[WHAT TO PRODUCE] Return each line containing "monétaires".

[DATA FOR THIS EXERCISE]
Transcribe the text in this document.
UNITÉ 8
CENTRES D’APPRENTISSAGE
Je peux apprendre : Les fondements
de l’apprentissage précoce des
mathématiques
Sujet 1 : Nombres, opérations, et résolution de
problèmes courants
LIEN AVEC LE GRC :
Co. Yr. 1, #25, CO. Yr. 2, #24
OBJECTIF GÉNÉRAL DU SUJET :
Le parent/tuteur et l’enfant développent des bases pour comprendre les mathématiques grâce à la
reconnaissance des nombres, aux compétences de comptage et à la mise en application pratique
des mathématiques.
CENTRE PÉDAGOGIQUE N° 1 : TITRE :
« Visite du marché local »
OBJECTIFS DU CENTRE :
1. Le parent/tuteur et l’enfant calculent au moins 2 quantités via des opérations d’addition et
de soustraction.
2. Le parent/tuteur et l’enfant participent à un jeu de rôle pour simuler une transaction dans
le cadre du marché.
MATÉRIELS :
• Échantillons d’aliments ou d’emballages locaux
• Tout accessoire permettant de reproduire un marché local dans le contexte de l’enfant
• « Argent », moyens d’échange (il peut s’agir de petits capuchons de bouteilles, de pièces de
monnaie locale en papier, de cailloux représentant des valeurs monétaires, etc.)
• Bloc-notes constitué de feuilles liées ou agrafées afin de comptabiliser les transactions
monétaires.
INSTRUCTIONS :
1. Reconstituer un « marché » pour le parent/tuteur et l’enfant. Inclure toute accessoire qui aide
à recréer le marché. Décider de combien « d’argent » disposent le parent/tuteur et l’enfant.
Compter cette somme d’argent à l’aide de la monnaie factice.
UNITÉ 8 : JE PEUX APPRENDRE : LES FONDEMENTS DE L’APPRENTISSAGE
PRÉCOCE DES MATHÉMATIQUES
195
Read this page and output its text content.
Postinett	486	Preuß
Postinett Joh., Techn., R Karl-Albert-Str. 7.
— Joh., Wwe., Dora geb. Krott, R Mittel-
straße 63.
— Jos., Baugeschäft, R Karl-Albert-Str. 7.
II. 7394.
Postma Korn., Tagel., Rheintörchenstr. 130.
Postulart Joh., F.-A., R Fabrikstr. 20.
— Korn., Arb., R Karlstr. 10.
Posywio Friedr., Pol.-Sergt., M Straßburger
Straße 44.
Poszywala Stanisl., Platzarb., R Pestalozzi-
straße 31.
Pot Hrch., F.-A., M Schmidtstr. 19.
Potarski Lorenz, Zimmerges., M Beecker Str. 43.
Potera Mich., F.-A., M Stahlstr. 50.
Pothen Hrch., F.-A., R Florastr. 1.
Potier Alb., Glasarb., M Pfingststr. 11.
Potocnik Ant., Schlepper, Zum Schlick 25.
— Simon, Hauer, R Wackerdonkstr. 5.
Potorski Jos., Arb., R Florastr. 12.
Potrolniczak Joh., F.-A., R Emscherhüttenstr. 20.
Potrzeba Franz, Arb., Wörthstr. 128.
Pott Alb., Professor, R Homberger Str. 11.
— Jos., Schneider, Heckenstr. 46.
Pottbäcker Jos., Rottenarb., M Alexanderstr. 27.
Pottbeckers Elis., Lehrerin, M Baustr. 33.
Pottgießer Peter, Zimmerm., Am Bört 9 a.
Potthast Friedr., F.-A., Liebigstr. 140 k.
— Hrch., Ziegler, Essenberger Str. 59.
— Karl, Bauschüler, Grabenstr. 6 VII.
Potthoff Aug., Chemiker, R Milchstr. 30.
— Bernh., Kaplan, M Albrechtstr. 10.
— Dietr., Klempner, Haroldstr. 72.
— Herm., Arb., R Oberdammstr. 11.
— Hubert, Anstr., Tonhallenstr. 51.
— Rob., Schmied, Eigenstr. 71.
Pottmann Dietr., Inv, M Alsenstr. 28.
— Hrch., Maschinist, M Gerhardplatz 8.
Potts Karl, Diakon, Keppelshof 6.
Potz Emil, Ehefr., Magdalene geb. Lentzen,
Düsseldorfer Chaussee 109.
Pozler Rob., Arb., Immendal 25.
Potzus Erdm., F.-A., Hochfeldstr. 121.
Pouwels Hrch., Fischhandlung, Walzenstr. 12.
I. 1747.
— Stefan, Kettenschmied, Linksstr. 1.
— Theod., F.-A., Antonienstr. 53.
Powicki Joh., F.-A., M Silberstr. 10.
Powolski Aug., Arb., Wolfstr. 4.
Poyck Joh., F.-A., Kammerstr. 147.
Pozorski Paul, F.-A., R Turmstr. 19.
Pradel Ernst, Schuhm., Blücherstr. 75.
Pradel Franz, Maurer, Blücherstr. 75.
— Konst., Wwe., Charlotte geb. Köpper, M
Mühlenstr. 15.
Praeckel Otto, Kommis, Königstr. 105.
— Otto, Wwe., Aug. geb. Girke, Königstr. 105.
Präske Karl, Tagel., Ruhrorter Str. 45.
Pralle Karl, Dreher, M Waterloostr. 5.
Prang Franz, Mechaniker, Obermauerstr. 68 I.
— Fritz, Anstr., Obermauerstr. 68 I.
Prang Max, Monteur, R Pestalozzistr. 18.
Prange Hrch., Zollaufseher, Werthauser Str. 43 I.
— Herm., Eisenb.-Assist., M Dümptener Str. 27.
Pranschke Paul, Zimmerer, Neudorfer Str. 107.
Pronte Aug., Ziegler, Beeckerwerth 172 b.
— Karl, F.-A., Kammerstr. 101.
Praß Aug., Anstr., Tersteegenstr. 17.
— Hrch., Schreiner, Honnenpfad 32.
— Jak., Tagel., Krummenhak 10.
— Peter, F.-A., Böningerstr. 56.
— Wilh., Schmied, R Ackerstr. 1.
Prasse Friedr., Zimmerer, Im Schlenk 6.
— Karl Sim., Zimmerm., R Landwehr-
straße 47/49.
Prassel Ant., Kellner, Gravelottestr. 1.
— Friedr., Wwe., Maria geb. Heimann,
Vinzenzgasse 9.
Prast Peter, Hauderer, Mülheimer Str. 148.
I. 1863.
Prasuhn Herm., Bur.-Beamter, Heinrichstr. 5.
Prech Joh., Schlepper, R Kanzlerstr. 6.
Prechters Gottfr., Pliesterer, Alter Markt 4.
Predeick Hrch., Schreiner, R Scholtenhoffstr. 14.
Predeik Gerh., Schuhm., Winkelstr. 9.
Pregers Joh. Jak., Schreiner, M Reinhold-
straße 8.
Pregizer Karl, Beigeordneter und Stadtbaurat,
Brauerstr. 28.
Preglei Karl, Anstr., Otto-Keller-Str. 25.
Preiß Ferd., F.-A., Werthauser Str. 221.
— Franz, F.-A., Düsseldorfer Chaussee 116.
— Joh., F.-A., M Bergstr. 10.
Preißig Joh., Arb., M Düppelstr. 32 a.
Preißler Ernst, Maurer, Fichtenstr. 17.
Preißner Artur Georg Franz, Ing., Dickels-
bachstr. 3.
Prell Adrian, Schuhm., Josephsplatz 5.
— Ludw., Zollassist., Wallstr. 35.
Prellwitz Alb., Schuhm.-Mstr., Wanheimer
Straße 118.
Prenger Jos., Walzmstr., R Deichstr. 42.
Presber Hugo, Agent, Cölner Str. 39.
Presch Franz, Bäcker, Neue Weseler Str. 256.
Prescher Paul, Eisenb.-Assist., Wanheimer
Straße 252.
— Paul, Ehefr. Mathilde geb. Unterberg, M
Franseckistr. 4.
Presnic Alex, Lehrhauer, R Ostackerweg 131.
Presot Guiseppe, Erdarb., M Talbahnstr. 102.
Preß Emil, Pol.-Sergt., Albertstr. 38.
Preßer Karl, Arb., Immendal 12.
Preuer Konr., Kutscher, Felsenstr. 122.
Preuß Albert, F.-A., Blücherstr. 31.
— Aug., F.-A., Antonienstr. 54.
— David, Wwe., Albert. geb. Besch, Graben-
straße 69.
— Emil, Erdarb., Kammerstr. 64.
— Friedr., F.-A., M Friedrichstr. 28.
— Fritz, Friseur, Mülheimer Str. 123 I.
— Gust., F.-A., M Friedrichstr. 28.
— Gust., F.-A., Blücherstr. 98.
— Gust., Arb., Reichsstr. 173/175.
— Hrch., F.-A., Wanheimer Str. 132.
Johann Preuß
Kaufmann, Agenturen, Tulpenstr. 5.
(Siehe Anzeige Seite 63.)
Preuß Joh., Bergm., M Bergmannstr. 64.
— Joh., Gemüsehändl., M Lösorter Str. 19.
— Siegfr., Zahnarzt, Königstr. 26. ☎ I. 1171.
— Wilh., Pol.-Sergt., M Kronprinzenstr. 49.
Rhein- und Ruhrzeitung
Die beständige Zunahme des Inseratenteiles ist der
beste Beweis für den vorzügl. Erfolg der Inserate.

[TASK ANSWER]
monnaie locale en papier, de cailloux représentant des valeurs monétaires, etc.)
monétaires.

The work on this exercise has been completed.